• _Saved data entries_

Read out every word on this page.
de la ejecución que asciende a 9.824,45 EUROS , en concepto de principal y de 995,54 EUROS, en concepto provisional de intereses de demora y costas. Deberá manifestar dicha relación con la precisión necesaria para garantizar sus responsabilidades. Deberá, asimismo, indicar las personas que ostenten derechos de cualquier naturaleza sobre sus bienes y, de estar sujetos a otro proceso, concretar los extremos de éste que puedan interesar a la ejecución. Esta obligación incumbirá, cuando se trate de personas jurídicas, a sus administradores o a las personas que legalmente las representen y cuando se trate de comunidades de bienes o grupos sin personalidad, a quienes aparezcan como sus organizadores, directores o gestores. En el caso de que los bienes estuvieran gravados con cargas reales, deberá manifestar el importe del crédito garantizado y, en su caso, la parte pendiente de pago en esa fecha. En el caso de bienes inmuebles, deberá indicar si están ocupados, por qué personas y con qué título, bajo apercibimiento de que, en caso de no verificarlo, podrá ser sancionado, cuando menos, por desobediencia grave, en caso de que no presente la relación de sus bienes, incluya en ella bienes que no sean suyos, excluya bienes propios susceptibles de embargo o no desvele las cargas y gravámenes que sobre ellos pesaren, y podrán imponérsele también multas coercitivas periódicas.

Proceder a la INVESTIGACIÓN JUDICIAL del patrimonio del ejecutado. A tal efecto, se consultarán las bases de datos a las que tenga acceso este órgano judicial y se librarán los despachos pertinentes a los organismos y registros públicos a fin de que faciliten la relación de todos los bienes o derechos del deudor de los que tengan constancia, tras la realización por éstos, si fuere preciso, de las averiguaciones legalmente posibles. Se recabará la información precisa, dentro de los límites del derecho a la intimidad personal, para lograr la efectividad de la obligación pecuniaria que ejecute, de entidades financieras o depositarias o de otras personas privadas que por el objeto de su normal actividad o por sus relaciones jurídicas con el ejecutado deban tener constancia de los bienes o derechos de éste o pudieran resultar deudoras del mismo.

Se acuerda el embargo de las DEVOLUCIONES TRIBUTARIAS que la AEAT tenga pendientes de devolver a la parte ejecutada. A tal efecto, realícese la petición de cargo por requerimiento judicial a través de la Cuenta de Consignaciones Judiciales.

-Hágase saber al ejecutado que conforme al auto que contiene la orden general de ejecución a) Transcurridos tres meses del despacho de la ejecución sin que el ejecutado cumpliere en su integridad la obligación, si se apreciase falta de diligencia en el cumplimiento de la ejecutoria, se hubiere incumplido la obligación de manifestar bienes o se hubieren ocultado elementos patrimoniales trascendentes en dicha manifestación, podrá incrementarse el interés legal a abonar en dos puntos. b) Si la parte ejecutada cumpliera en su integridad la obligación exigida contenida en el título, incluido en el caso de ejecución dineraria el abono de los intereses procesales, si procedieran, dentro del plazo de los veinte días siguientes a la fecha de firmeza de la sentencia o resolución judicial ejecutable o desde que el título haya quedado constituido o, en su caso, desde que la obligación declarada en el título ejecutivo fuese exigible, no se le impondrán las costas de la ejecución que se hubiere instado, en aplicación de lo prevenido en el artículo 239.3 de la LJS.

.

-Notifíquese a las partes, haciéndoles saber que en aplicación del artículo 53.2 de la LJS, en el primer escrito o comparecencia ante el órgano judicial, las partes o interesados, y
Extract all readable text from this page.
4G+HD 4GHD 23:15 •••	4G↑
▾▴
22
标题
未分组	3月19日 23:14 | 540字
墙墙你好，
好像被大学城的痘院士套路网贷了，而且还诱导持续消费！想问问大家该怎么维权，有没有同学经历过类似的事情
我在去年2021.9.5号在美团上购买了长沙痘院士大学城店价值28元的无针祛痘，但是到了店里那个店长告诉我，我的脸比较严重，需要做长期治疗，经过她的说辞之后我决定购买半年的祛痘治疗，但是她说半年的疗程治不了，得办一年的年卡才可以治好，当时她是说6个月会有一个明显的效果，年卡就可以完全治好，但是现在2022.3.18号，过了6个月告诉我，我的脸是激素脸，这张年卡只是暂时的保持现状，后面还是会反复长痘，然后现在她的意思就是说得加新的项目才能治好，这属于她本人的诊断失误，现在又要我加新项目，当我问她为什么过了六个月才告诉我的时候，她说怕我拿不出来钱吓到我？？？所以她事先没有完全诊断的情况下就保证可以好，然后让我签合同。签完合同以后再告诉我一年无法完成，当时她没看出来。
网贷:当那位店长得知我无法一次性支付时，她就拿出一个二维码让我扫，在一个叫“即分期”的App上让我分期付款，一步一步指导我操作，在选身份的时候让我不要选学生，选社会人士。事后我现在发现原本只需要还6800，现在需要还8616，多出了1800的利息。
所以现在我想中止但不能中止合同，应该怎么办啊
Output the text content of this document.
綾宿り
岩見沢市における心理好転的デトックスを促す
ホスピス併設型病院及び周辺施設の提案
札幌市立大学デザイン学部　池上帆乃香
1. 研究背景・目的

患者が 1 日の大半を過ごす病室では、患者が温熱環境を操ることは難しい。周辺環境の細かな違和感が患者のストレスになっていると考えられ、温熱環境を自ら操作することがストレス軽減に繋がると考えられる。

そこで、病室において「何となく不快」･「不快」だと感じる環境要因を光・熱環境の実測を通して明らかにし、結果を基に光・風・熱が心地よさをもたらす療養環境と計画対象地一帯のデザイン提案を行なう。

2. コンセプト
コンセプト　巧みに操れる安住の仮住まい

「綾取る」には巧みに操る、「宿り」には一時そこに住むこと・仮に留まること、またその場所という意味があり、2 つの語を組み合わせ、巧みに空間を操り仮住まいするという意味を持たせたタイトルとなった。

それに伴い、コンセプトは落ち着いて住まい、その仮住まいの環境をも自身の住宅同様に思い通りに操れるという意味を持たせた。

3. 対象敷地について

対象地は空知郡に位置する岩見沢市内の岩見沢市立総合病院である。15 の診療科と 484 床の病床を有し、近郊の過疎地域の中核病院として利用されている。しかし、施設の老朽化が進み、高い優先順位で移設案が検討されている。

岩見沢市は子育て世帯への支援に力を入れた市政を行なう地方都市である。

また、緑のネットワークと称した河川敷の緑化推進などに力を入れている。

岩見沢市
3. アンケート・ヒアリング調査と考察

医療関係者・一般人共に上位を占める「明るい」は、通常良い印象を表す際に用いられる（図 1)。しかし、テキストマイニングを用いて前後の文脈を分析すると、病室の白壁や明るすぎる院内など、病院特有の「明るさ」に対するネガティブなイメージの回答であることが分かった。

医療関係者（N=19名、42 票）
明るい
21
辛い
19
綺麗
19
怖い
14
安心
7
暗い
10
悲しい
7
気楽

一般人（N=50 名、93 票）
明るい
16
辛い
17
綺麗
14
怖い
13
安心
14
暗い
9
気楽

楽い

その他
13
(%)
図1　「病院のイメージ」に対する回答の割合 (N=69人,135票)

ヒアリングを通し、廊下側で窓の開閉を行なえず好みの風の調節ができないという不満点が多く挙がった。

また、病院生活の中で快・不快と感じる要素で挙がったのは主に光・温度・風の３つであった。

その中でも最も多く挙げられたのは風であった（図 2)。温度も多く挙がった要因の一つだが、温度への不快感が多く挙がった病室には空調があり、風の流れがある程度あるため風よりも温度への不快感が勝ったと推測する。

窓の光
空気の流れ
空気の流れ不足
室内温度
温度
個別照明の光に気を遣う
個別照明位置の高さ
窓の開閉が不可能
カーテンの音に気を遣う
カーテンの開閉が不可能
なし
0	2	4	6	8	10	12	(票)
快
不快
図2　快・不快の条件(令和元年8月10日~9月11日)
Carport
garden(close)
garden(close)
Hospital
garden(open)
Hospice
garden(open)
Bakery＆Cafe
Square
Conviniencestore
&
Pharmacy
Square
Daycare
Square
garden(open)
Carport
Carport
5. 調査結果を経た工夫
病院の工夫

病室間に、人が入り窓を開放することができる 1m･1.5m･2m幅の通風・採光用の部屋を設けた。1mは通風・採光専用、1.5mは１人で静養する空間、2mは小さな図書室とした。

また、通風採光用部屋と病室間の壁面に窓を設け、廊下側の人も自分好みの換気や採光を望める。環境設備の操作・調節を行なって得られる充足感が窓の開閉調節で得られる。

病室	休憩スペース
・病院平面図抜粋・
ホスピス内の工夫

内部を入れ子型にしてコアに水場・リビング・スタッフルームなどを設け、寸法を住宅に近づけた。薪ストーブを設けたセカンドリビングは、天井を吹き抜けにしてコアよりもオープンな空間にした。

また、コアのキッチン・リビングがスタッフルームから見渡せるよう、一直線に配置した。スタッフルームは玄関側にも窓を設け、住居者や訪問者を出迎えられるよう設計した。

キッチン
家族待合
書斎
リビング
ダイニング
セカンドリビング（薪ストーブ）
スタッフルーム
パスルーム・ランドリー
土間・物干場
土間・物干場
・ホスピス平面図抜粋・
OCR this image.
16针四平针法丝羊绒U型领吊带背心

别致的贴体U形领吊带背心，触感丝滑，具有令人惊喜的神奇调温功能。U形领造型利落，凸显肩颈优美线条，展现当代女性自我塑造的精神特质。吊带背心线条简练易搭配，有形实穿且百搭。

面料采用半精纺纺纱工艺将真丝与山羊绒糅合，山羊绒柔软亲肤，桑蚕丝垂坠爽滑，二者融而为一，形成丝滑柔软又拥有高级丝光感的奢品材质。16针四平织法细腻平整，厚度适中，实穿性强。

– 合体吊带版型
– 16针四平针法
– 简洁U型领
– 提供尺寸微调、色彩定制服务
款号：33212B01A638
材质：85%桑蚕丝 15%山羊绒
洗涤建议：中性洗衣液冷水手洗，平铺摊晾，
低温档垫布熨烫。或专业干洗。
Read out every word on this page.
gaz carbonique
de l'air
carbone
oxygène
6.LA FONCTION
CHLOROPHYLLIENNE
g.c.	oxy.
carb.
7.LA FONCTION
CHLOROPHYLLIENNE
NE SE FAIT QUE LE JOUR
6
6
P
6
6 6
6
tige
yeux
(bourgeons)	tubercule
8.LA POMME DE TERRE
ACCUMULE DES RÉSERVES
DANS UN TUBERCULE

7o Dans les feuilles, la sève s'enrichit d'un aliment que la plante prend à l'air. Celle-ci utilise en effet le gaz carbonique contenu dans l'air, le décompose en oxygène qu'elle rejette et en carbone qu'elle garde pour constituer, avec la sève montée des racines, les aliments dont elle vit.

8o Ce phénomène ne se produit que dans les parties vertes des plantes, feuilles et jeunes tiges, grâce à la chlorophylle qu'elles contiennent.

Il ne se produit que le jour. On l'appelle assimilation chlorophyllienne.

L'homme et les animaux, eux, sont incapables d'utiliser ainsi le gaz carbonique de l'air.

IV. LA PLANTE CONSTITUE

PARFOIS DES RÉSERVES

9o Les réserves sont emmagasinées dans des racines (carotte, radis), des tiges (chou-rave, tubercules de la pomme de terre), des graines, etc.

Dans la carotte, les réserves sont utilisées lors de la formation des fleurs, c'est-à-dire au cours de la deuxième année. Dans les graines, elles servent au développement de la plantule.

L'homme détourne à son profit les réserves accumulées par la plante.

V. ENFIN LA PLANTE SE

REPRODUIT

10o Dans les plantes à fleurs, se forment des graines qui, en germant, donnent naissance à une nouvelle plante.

• _WHAT YOU NEED TO DO_
What is the number of lines above that hold the string "sont"? Answer with that number alone.

• _CORRECT RESPONSE_
3